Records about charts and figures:
════════════════════
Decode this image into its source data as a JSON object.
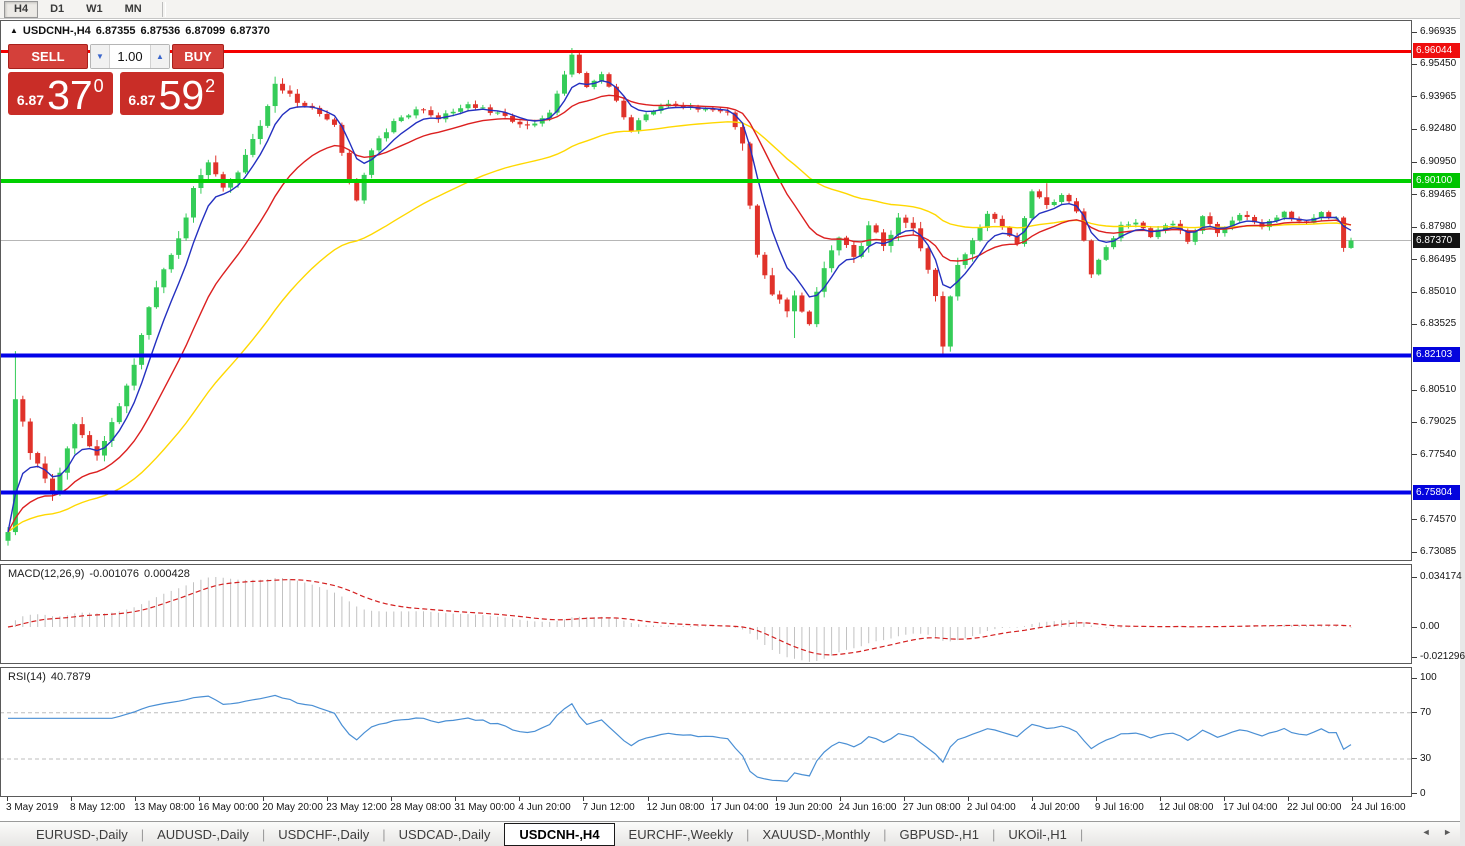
{
  "toolbar": {
    "timeframes": [
      {
        "label": "H4",
        "active": true
      },
      {
        "label": "D1",
        "active": false
      },
      {
        "label": "W1",
        "active": false
      },
      {
        "label": "MN",
        "active": false
      }
    ]
  },
  "chart_header": {
    "arrow": "▲",
    "symbol_label": "USDCNH-,H4",
    "open": "6.87355",
    "high": "6.87536",
    "low": "6.87099",
    "close": "6.87370"
  },
  "trade_panel": {
    "sell_label": "SELL",
    "buy_label": "BUY",
    "volume_value": "1.00",
    "spinner_down": "▼",
    "spinner_up": "▲",
    "sell_price": {
      "prefix": "6.87",
      "big": "37",
      "sup": "0"
    },
    "buy_price": {
      "prefix": "6.87",
      "big": "59",
      "sup": "2"
    }
  },
  "price_axis": {
    "ticks": [
      "6.96935",
      "6.95450",
      "6.93965",
      "6.92480",
      "6.90950",
      "6.89465",
      "6.87980",
      "6.86495",
      "6.85010",
      "6.83525",
      "6.80510",
      "6.79025",
      "6.77540",
      "6.74570",
      "6.73085"
    ],
    "badges": [
      {
        "value": "6.96044",
        "price": 6.96044,
        "color": "#ef0e0e",
        "name": "resistance-level"
      },
      {
        "value": "6.90100",
        "price": 6.901,
        "color": "#00c400",
        "name": "mid-level"
      },
      {
        "value": "6.87370",
        "price": 6.8737,
        "color": "#131313",
        "name": "current-price"
      },
      {
        "value": "6.82103",
        "price": 6.82103,
        "color": "#0404dd",
        "name": "support-level-1"
      },
      {
        "value": "6.75804",
        "price": 6.75804,
        "color": "#0404dd",
        "name": "support-level-2"
      }
    ]
  },
  "time_axis": {
    "labels": [
      "3 May 2019",
      "8 May 12:00",
      "13 May 08:00",
      "16 May 00:00",
      "20 May 20:00",
      "23 May 12:00",
      "28 May 08:00",
      "31 May 00:00",
      "4 Jun 20:00",
      "7 Jun 12:00",
      "12 Jun 08:00",
      "17 Jun 04:00",
      "19 Jun 20:00",
      "24 Jun 16:00",
      "27 Jun 08:00",
      "2 Jul 04:00",
      "4 Jul 20:00",
      "9 Jul 16:00",
      "12 Jul 08:00",
      "17 Jul 04:00",
      "22 Jul 00:00",
      "24 Jul 16:00"
    ]
  },
  "macd_panel": {
    "label": "MACD(12,26,9)",
    "value_main": "-0.001076",
    "value_signal": "0.000428",
    "scale_top": "0.034174",
    "scale_zero": "0.00",
    "scale_bottom": "-0.021296"
  },
  "rsi_panel": {
    "label": "RSI(14)",
    "value": "40.7879",
    "scale": [
      "100",
      "70",
      "30",
      "0"
    ]
  },
  "tabs": {
    "items": [
      {
        "label": "EURUSD-,Daily",
        "active": false
      },
      {
        "label": "AUDUSD-,Daily",
        "active": false
      },
      {
        "label": "USDCHF-,Daily",
        "active": false
      },
      {
        "label": "USDCAD-,Daily",
        "active": false
      },
      {
        "label": "USDCNH-,H4",
        "active": true
      },
      {
        "label": "EURCHF-,Weekly",
        "active": false
      },
      {
        "label": "XAUUSD-,Monthly",
        "active": false
      },
      {
        "label": "GBPUSD-,H1",
        "active": false
      },
      {
        "label": "UKOil-,H1",
        "active": false
      }
    ],
    "scroll_left": "◄",
    "scroll_right": "►"
  },
  "colors": {
    "up": "#35cc58",
    "down": "#e0322a",
    "ma_fast": "#2430c0",
    "ma_mid": "#dc2020",
    "ma_slow": "#ffd800",
    "macd_hist": "#c2c2c2",
    "macd_signal": "#d42020",
    "rsi_line": "#4a8fd4",
    "current_line": "#b6b6b6"
  },
  "chart_data": {
    "type": "candlestick",
    "symbol": "USDCNH",
    "timeframe": "H4",
    "bar_count": 182,
    "visible_range": {
      "price_min": 6.73085,
      "price_max": 6.96935,
      "time_start": "3 May 2019",
      "time_end": "24 Jul 16:00"
    },
    "last_ohlc": {
      "open": 6.87355,
      "high": 6.87536,
      "low": 6.87099,
      "close": 6.8737
    },
    "horizontal_lines": [
      {
        "price": 6.96044,
        "color": "red",
        "style": "solid"
      },
      {
        "price": 6.901,
        "color": "green",
        "style": "solid"
      },
      {
        "price": 6.82103,
        "color": "blue",
        "style": "solid"
      },
      {
        "price": 6.75804,
        "color": "blue",
        "style": "solid"
      },
      {
        "price": 6.8737,
        "color": "gray",
        "style": "current"
      }
    ],
    "close_path": [
      [
        0,
        6.74
      ],
      [
        1,
        6.802
      ],
      [
        3,
        6.776
      ],
      [
        6,
        6.758
      ],
      [
        9,
        6.79
      ],
      [
        12,
        6.776
      ],
      [
        15,
        6.796
      ],
      [
        17,
        6.818
      ],
      [
        19,
        6.842
      ],
      [
        21,
        6.862
      ],
      [
        23,
        6.874
      ],
      [
        25,
        6.896
      ],
      [
        27,
        6.908
      ],
      [
        29,
        6.898
      ],
      [
        31,
        6.904
      ],
      [
        34,
        6.928
      ],
      [
        36,
        6.944
      ],
      [
        38,
        6.94
      ],
      [
        41,
        6.934
      ],
      [
        44,
        6.926
      ],
      [
        46,
        6.902
      ],
      [
        47,
        6.893
      ],
      [
        49,
        6.916
      ],
      [
        52,
        6.928
      ],
      [
        55,
        6.934
      ],
      [
        58,
        6.93
      ],
      [
        62,
        6.936
      ],
      [
        66,
        6.932
      ],
      [
        70,
        6.926
      ],
      [
        73,
        6.932
      ],
      [
        75,
        6.95
      ],
      [
        76,
        6.958
      ],
      [
        78,
        6.944
      ],
      [
        80,
        6.95
      ],
      [
        82,
        6.938
      ],
      [
        84,
        6.924
      ],
      [
        86,
        6.932
      ],
      [
        89,
        6.936
      ],
      [
        93,
        6.934
      ],
      [
        97,
        6.932
      ],
      [
        99,
        6.92
      ],
      [
        100,
        6.89
      ],
      [
        101,
        6.868
      ],
      [
        103,
        6.85
      ],
      [
        105,
        6.84
      ],
      [
        106,
        6.848
      ],
      [
        108,
        6.836
      ],
      [
        110,
        6.862
      ],
      [
        112,
        6.876
      ],
      [
        114,
        6.866
      ],
      [
        116,
        6.88
      ],
      [
        118,
        6.872
      ],
      [
        120,
        6.884
      ],
      [
        122,
        6.878
      ],
      [
        124,
        6.862
      ],
      [
        125,
        6.848
      ],
      [
        126,
        6.826
      ],
      [
        127,
        6.848
      ],
      [
        128,
        6.862
      ],
      [
        130,
        6.874
      ],
      [
        132,
        6.886
      ],
      [
        134,
        6.88
      ],
      [
        136,
        6.872
      ],
      [
        138,
        6.896
      ],
      [
        140,
        6.89
      ],
      [
        142,
        6.894
      ],
      [
        144,
        6.888
      ],
      [
        146,
        6.858
      ],
      [
        148,
        6.87
      ],
      [
        150,
        6.88
      ],
      [
        152,
        6.882
      ],
      [
        154,
        6.876
      ],
      [
        157,
        6.882
      ],
      [
        159,
        6.874
      ],
      [
        161,
        6.884
      ],
      [
        163,
        6.878
      ],
      [
        166,
        6.886
      ],
      [
        169,
        6.88
      ],
      [
        172,
        6.886
      ],
      [
        175,
        6.882
      ],
      [
        177,
        6.886
      ],
      [
        179,
        6.884
      ],
      [
        180,
        6.87
      ],
      [
        181,
        6.8737
      ]
    ],
    "wick_overrides": [
      {
        "bar": 1,
        "high": 6.823
      },
      {
        "bar": 76,
        "high": 6.962
      },
      {
        "bar": 106,
        "low": 6.829
      },
      {
        "bar": 126,
        "low": 6.8205
      },
      {
        "bar": 140,
        "high": 6.9
      }
    ],
    "moving_averages": [
      {
        "period": 6,
        "color": "#2430c0"
      },
      {
        "period": 18,
        "color": "#dc2020"
      },
      {
        "period": 45,
        "color": "#ffd800"
      }
    ],
    "macd": {
      "fast": 12,
      "slow": 26,
      "signal": 9,
      "current_main": -0.001076,
      "current_signal": 0.000428,
      "scale_max": 0.034174,
      "scale_min": -0.021296
    },
    "rsi": {
      "period": 14,
      "current": 40.7879,
      "levels": [
        70,
        30
      ]
    }
  }
}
════════════════════
AIM -
From the data above, copy each line that has the string "Daily".

EXPECTED ANSWER -
        "label": "EURUSD-,Daily",
        "label": "AUDUSD-,Daily",
        "label": "USDCHF-,Daily",
        "label": "USDCAD-,Daily",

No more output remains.